***** Available records *****

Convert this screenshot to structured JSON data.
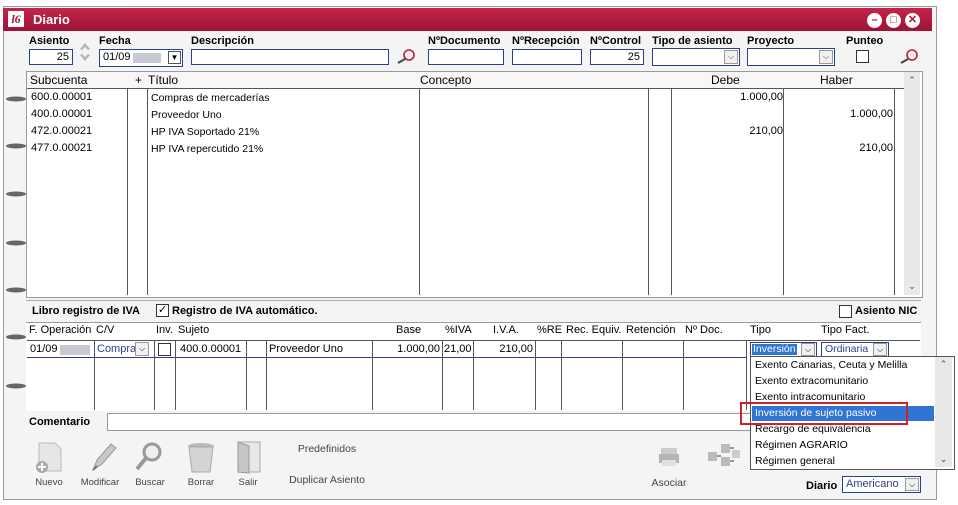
{
  "window": {
    "title": "Diario",
    "logo": "l6-logo"
  },
  "header": {
    "asiento_label": "Asiento",
    "asiento_value": "25",
    "fecha_label": "Fecha",
    "fecha_value": "01/09",
    "descripcion_label": "Descripción",
    "descripcion_value": "",
    "ndocumento_label": "NºDocumento",
    "ndocumento_value": "",
    "nrecepcion_label": "NºRecepción",
    "nrecepcion_value": "",
    "ncontrol_label": "NºControl",
    "ncontrol_value": "25",
    "tipo_asiento_label": "Tipo de asiento",
    "tipo_asiento_value": "",
    "proyecto_label": "Proyecto",
    "proyecto_value": "",
    "punteo_label": "Punteo"
  },
  "grid": {
    "headers": {
      "subcuenta": "Subcuenta",
      "plus": "+",
      "titulo": "Título",
      "concepto": "Concepto",
      "debe": "Debe",
      "haber": "Haber"
    },
    "rows": [
      {
        "subcuenta": "600.0.00001",
        "titulo": "Compras de mercaderías",
        "concepto": "",
        "debe": "1.000,00",
        "haber": ""
      },
      {
        "subcuenta": "400.0.00001",
        "titulo": "Proveedor Uno",
        "concepto": "",
        "debe": "",
        "haber": "1.000,00"
      },
      {
        "subcuenta": "472.0.00021",
        "titulo": "HP IVA Soportado 21%",
        "concepto": "",
        "debe": "210,00",
        "haber": ""
      },
      {
        "subcuenta": "477.0.00021",
        "titulo": "HP IVA repercutido 21%",
        "concepto": "",
        "debe": "",
        "haber": "210,00"
      }
    ]
  },
  "iva": {
    "libro_label": "Libro registro de IVA",
    "auto_label": "Registro de IVA automático.",
    "auto_checked": true,
    "nic_label": "Asiento NIC",
    "headers": {
      "foperacion": "F. Operación",
      "cv": "C/V",
      "inv": "Inv.",
      "sujeto": "Sujeto",
      "base": "Base",
      "piva": "%IVA",
      "iva": "I.V.A.",
      "pre": "%RE",
      "recequiv": "Rec. Equiv.",
      "retencion": "Retención",
      "ndoc": "Nº Doc.",
      "tipo": "Tipo",
      "tipofact": "Tipo Fact."
    },
    "row": {
      "foperacion": "01/09",
      "cv": "Compra",
      "sujeto": "400.0.00001",
      "nombre": "Proveedor Uno",
      "base": "1.000,00",
      "piva": "21,00",
      "iva": "210,00",
      "tipo": "Inversión",
      "tipofact": "Ordinaria"
    }
  },
  "dropdown": {
    "items": [
      "Exento Canarias, Ceuta y Melilla",
      "Exento extracomunitario",
      "Exento intracomunitario",
      "Inversión de sujeto pasivo",
      "Recargo de equivalencia",
      "Régimen AGRARIO",
      "Régimen general"
    ],
    "selected_index": 3
  },
  "comentario": {
    "label": "Comentario",
    "value": ""
  },
  "toolbar": {
    "nuevo": "Nuevo",
    "modificar": "Modificar",
    "buscar": "Buscar",
    "borrar": "Borrar",
    "salir": "Salir",
    "predefinidos": "Predefinidos",
    "duplicar": "Duplicar Asiento",
    "asociar": "Asociar"
  },
  "diario": {
    "label": "Diario",
    "value": "Americano"
  },
  "colors": {
    "titlebar": "#a2173a",
    "selection": "#3175d3",
    "highlight_box": "#d0212b",
    "input_border": "#2c3e90"
  }
}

*****

Written exercise
Reproduce the material word for word, minus the images.

In response
Convert this screenshot to structured JSON data.
{
  "window": {
    "title": "Diario",
    "logo": "l6-logo"
  },
  "header": {
    "asiento_label": "Asiento",
    "asiento_value": "25",
    "fecha_label": "Fecha",
    "fecha_value": "01/09",
    "descripcion_label": "Descripción",
    "descripcion_value": "",
    "ndocumento_label": "NºDocumento",
    "ndocumento_value": "",
    "nrecepcion_label": "NºRecepción",
    "nrecepcion_value": "",
    "ncontrol_label": "NºControl",
    "ncontrol_value": "25",
    "tipo_asiento_label": "Tipo de asiento",
    "tipo_asiento_value": "",
    "proyecto_label": "Proyecto",
    "proyecto_value": "",
    "punteo_label": "Punteo"
  },
  "grid": {
    "headers": {
      "subcuenta": "Subcuenta",
      "plus": "+",
      "titulo": "Título",
      "concepto": "Concepto",
      "debe": "Debe",
      "haber": "Haber"
    },
    "rows": [
      {
        "subcuenta": "600.0.00001",
        "titulo": "Compras de mercaderías",
        "concepto": "",
        "debe": "1.000,00",
        "haber": ""
      },
      {
        "subcuenta": "400.0.00001",
        "titulo": "Proveedor Uno",
        "concepto": "",
        "debe": "",
        "haber": "1.000,00"
      },
      {
        "subcuenta": "472.0.00021",
        "titulo": "HP IVA Soportado 21%",
        "concepto": "",
        "debe": "210,00",
        "haber": ""
      },
      {
        "subcuenta": "477.0.00021",
        "titulo": "HP IVA repercutido 21%",
        "concepto": "",
        "debe": "",
        "haber": "210,00"
      }
    ]
  },
  "iva": {
    "libro_label": "Libro registro de IVA",
    "auto_label": "Registro de IVA automático.",
    "auto_checked": true,
    "nic_label": "Asiento NIC",
    "headers": {
      "foperacion": "F. Operación",
      "cv": "C/V",
      "inv": "Inv.",
      "sujeto": "Sujeto",
      "base": "Base",
      "piva": "%IVA",
      "iva": "I.V.A.",
      "pre": "%RE",
      "recequiv": "Rec. Equiv.",
      "retencion": "Retención",
      "ndoc": "Nº Doc.",
      "tipo": "Tipo",
      "tipofact": "Tipo Fact."
    },
    "row": {
      "foperacion": "01/09",
      "cv": "Compra",
      "sujeto": "400.0.00001",
      "nombre": "Proveedor Uno",
      "base": "1.000,00",
      "piva": "21,00",
      "iva": "210,00",
      "tipo": "Inversión",
      "tipofact": "Ordinaria"
    }
  },
  "dropdown": {
    "items": [
      "Exento Canarias, Ceuta y Melilla",
      "Exento extracomunitario",
      "Exento intracomunitario",
      "Inversión de sujeto pasivo",
      "Recargo de equivalencia",
      "Régimen AGRARIO",
      "Régimen general"
    ],
    "selected_index": 3
  },
  "comentario": {
    "label": "Comentario",
    "value": ""
  },
  "toolbar": {
    "nuevo": "Nuevo",
    "modificar": "Modificar",
    "buscar": "Buscar",
    "borrar": "Borrar",
    "salir": "Salir",
    "predefinidos": "Predefinidos",
    "duplicar": "Duplicar Asiento",
    "asociar": "Asociar"
  },
  "diario": {
    "label": "Diario",
    "value": "Americano"
  },
  "colors": {
    "titlebar": "#a2173a",
    "selection": "#3175d3",
    "highlight_box": "#d0212b",
    "input_border": "#2c3e90"
  }
}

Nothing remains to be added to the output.